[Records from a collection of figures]
• • • •
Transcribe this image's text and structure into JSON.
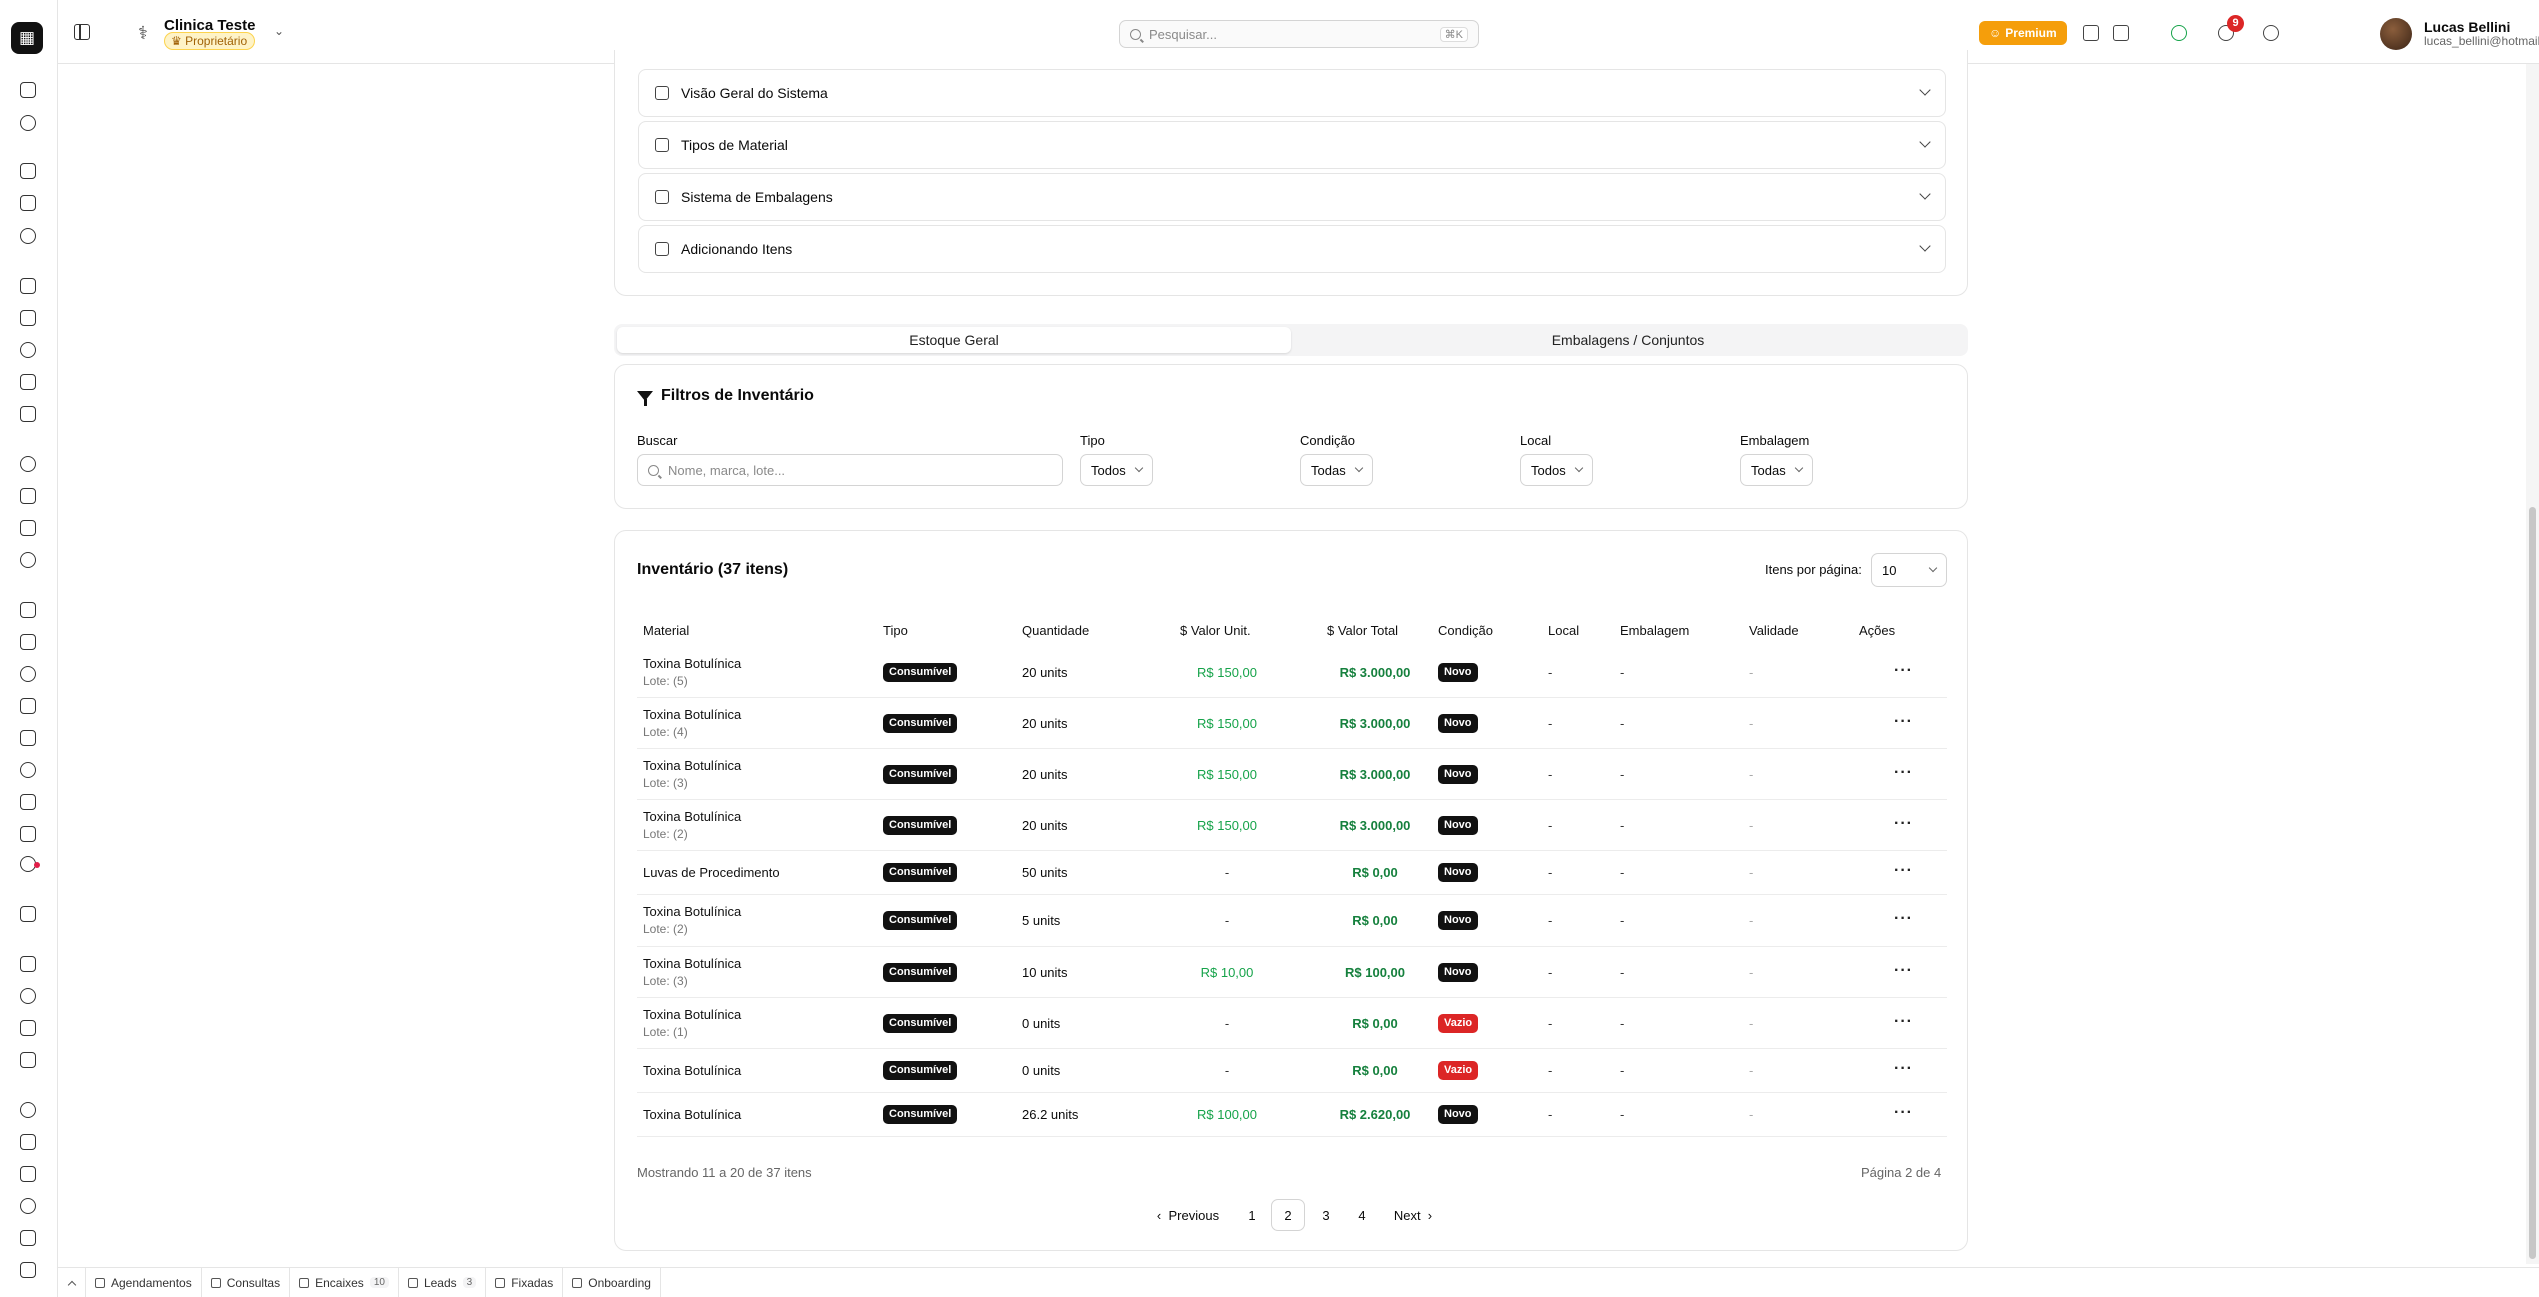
{
  "header": {
    "clinic_name": "Clinica Teste",
    "clinic_role": "Proprietário",
    "search_placeholder": "Pesquisar...",
    "search_shortcut": "⌘K",
    "premium_label": "Premium",
    "notification_count": "9",
    "user_name": "Lucas Bellini",
    "user_email": "lucas_bellini@hotmail.com.br"
  },
  "accordion": {
    "items": [
      {
        "label": "Visão Geral do Sistema",
        "icon": "building-icon"
      },
      {
        "label": "Tipos de Material",
        "icon": "package-icon"
      },
      {
        "label": "Sistema de Embalagens",
        "icon": "package-icon"
      },
      {
        "label": "Adicionando Itens",
        "icon": "cart-icon"
      }
    ]
  },
  "tabs": [
    "Estoque Geral",
    "Embalagens / Conjuntos"
  ],
  "filters": {
    "title": "Filtros de Inventário",
    "buscar_label": "Buscar",
    "buscar_placeholder": "Nome, marca, lote...",
    "tipo_label": "Tipo",
    "tipo_value": "Todos",
    "condicao_label": "Condição",
    "condicao_value": "Todas",
    "local_label": "Local",
    "local_value": "Todos",
    "embalagem_label": "Embalagem",
    "embalagem_value": "Todas"
  },
  "inventory": {
    "title": "Inventário (37 itens)",
    "items_per_page_label": "Itens por página:",
    "items_per_page_value": "10",
    "columns": [
      "Material",
      "Tipo",
      "Quantidade",
      "Valor Unit.",
      "Valor Total",
      "Condição",
      "Local",
      "Embalagem",
      "Validade",
      "Ações"
    ],
    "rows": [
      {
        "name": "Toxina Botulínica",
        "lote": "Lote: (5)",
        "tipo": "Consumível",
        "quantidade": "20 units",
        "valor_unit": "R$ 150,00",
        "valor_total": "R$ 3.000,00",
        "condicao": "Novo",
        "local": "-",
        "embalagem": "-",
        "validade": "-"
      },
      {
        "name": "Toxina Botulínica",
        "lote": "Lote: (4)",
        "tipo": "Consumível",
        "quantidade": "20 units",
        "valor_unit": "R$ 150,00",
        "valor_total": "R$ 3.000,00",
        "condicao": "Novo",
        "local": "-",
        "embalagem": "-",
        "validade": "-"
      },
      {
        "name": "Toxina Botulínica",
        "lote": "Lote: (3)",
        "tipo": "Consumível",
        "quantidade": "20 units",
        "valor_unit": "R$ 150,00",
        "valor_total": "R$ 3.000,00",
        "condicao": "Novo",
        "local": "-",
        "embalagem": "-",
        "validade": "-"
      },
      {
        "name": "Toxina Botulínica",
        "lote": "Lote: (2)",
        "tipo": "Consumível",
        "quantidade": "20 units",
        "valor_unit": "R$ 150,00",
        "valor_total": "R$ 3.000,00",
        "condicao": "Novo",
        "local": "-",
        "embalagem": "-",
        "validade": "-"
      },
      {
        "name": "Luvas de Procedimento",
        "lote": "",
        "tipo": "Consumível",
        "quantidade": "50 units",
        "valor_unit": "-",
        "valor_total": "R$ 0,00",
        "condicao": "Novo",
        "local": "-",
        "embalagem": "-",
        "validade": "-"
      },
      {
        "name": "Toxina Botulínica",
        "lote": "Lote: (2)",
        "tipo": "Consumível",
        "quantidade": "5 units",
        "valor_unit": "-",
        "valor_total": "R$ 0,00",
        "condicao": "Novo",
        "local": "-",
        "embalagem": "-",
        "validade": "-"
      },
      {
        "name": "Toxina Botulínica",
        "lote": "Lote: (3)",
        "tipo": "Consumível",
        "quantidade": "10 units",
        "valor_unit": "R$ 10,00",
        "valor_total": "R$ 100,00",
        "condicao": "Novo",
        "local": "-",
        "embalagem": "-",
        "validade": "-"
      },
      {
        "name": "Toxina Botulínica",
        "lote": "Lote: (1)",
        "tipo": "Consumível",
        "quantidade": "0 units",
        "valor_unit": "-",
        "valor_total": "R$ 0,00",
        "condicao": "Vazio",
        "local": "-",
        "embalagem": "-",
        "validade": "-"
      },
      {
        "name": "Toxina Botulínica",
        "lote": "",
        "tipo": "Consumível",
        "quantidade": "0 units",
        "valor_unit": "-",
        "valor_total": "R$ 0,00",
        "condicao": "Vazio",
        "local": "-",
        "embalagem": "-",
        "validade": "-"
      },
      {
        "name": "Toxina Botulínica",
        "lote": "",
        "tipo": "Consumível",
        "quantidade": "26.2 units",
        "valor_unit": "R$ 100,00",
        "valor_total": "R$ 2.620,00",
        "condicao": "Novo",
        "local": "-",
        "embalagem": "-",
        "validade": "-"
      }
    ],
    "showing_text": "Mostrando 11 a 20 de 37 itens",
    "page_info": "Página 2 de 4",
    "pagination": {
      "previous": "Previous",
      "pages": [
        "1",
        "2",
        "3",
        "4"
      ],
      "current": "2",
      "next": "Next"
    }
  },
  "bottom_bar": {
    "items": [
      {
        "label": "Agendamentos",
        "count": ""
      },
      {
        "label": "Consultas",
        "count": ""
      },
      {
        "label": "Encaixes",
        "count": "10"
      },
      {
        "label": "Leads",
        "count": "3"
      },
      {
        "label": "Fixadas",
        "count": ""
      },
      {
        "label": "Onboarding",
        "count": ""
      }
    ]
  },
  "colors": {
    "accent_green": "#16a34a",
    "premium": "#f59e0b",
    "badge_dark": "#111111",
    "badge_red": "#dc2626"
  }
}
• • • •
▸ **Exercise instructions**:
The data should be printed again unchanged; leave its pictures out.

▸ **Output of the exercise**:
Transcribe this image's text and structure into JSON.
{
  "header": {
    "clinic_name": "Clinica Teste",
    "clinic_role": "Proprietário",
    "search_placeholder": "Pesquisar...",
    "search_shortcut": "⌘K",
    "premium_label": "Premium",
    "notification_count": "9",
    "user_name": "Lucas Bellini",
    "user_email": "lucas_bellini@hotmail.com.br"
  },
  "accordion": {
    "items": [
      {
        "label": "Visão Geral do Sistema",
        "icon": "building-icon"
      },
      {
        "label": "Tipos de Material",
        "icon": "package-icon"
      },
      {
        "label": "Sistema de Embalagens",
        "icon": "package-icon"
      },
      {
        "label": "Adicionando Itens",
        "icon": "cart-icon"
      }
    ]
  },
  "tabs": [
    "Estoque Geral",
    "Embalagens / Conjuntos"
  ],
  "filters": {
    "title": "Filtros de Inventário",
    "buscar_label": "Buscar",
    "buscar_placeholder": "Nome, marca, lote...",
    "tipo_label": "Tipo",
    "tipo_value": "Todos",
    "condicao_label": "Condição",
    "condicao_value": "Todas",
    "local_label": "Local",
    "local_value": "Todos",
    "embalagem_label": "Embalagem",
    "embalagem_value": "Todas"
  },
  "inventory": {
    "title": "Inventário (37 itens)",
    "items_per_page_label": "Itens por página:",
    "items_per_page_value": "10",
    "columns": [
      "Material",
      "Tipo",
      "Quantidade",
      "Valor Unit.",
      "Valor Total",
      "Condição",
      "Local",
      "Embalagem",
      "Validade",
      "Ações"
    ],
    "rows": [
      {
        "name": "Toxina Botulínica",
        "lote": "Lote: (5)",
        "tipo": "Consumível",
        "quantidade": "20 units",
        "valor_unit": "R$ 150,00",
        "valor_total": "R$ 3.000,00",
        "condicao": "Novo",
        "local": "-",
        "embalagem": "-",
        "validade": "-"
      },
      {
        "name": "Toxina Botulínica",
        "lote": "Lote: (4)",
        "tipo": "Consumível",
        "quantidade": "20 units",
        "valor_unit": "R$ 150,00",
        "valor_total": "R$ 3.000,00",
        "condicao": "Novo",
        "local": "-",
        "embalagem": "-",
        "validade": "-"
      },
      {
        "name": "Toxina Botulínica",
        "lote": "Lote: (3)",
        "tipo": "Consumível",
        "quantidade": "20 units",
        "valor_unit": "R$ 150,00",
        "valor_total": "R$ 3.000,00",
        "condicao": "Novo",
        "local": "-",
        "embalagem": "-",
        "validade": "-"
      },
      {
        "name": "Toxina Botulínica",
        "lote": "Lote: (2)",
        "tipo": "Consumível",
        "quantidade": "20 units",
        "valor_unit": "R$ 150,00",
        "valor_total": "R$ 3.000,00",
        "condicao": "Novo",
        "local": "-",
        "embalagem": "-",
        "validade": "-"
      },
      {
        "name": "Luvas de Procedimento",
        "lote": "",
        "tipo": "Consumível",
        "quantidade": "50 units",
        "valor_unit": "-",
        "valor_total": "R$ 0,00",
        "condicao": "Novo",
        "local": "-",
        "embalagem": "-",
        "validade": "-"
      },
      {
        "name": "Toxina Botulínica",
        "lote": "Lote: (2)",
        "tipo": "Consumível",
        "quantidade": "5 units",
        "valor_unit": "-",
        "valor_total": "R$ 0,00",
        "condicao": "Novo",
        "local": "-",
        "embalagem": "-",
        "validade": "-"
      },
      {
        "name": "Toxina Botulínica",
        "lote": "Lote: (3)",
        "tipo": "Consumível",
        "quantidade": "10 units",
        "valor_unit": "R$ 10,00",
        "valor_total": "R$ 100,00",
        "condicao": "Novo",
        "local": "-",
        "embalagem": "-",
        "validade": "-"
      },
      {
        "name": "Toxina Botulínica",
        "lote": "Lote: (1)",
        "tipo": "Consumível",
        "quantidade": "0 units",
        "valor_unit": "-",
        "valor_total": "R$ 0,00",
        "condicao": "Vazio",
        "local": "-",
        "embalagem": "-",
        "validade": "-"
      },
      {
        "name": "Toxina Botulínica",
        "lote": "",
        "tipo": "Consumível",
        "quantidade": "0 units",
        "valor_unit": "-",
        "valor_total": "R$ 0,00",
        "condicao": "Vazio",
        "local": "-",
        "embalagem": "-",
        "validade": "-"
      },
      {
        "name": "Toxina Botulínica",
        "lote": "",
        "tipo": "Consumível",
        "quantidade": "26.2 units",
        "valor_unit": "R$ 100,00",
        "valor_total": "R$ 2.620,00",
        "condicao": "Novo",
        "local": "-",
        "embalagem": "-",
        "validade": "-"
      }
    ],
    "showing_text": "Mostrando 11 a 20 de 37 itens",
    "page_info": "Página 2 de 4",
    "pagination": {
      "previous": "Previous",
      "pages": [
        "1",
        "2",
        "3",
        "4"
      ],
      "current": "2",
      "next": "Next"
    }
  },
  "bottom_bar": {
    "items": [
      {
        "label": "Agendamentos",
        "count": ""
      },
      {
        "label": "Consultas",
        "count": ""
      },
      {
        "label": "Encaixes",
        "count": "10"
      },
      {
        "label": "Leads",
        "count": "3"
      },
      {
        "label": "Fixadas",
        "count": ""
      },
      {
        "label": "Onboarding",
        "count": ""
      }
    ]
  },
  "colors": {
    "accent_green": "#16a34a",
    "premium": "#f59e0b",
    "badge_dark": "#111111",
    "badge_red": "#dc2626"
  }
}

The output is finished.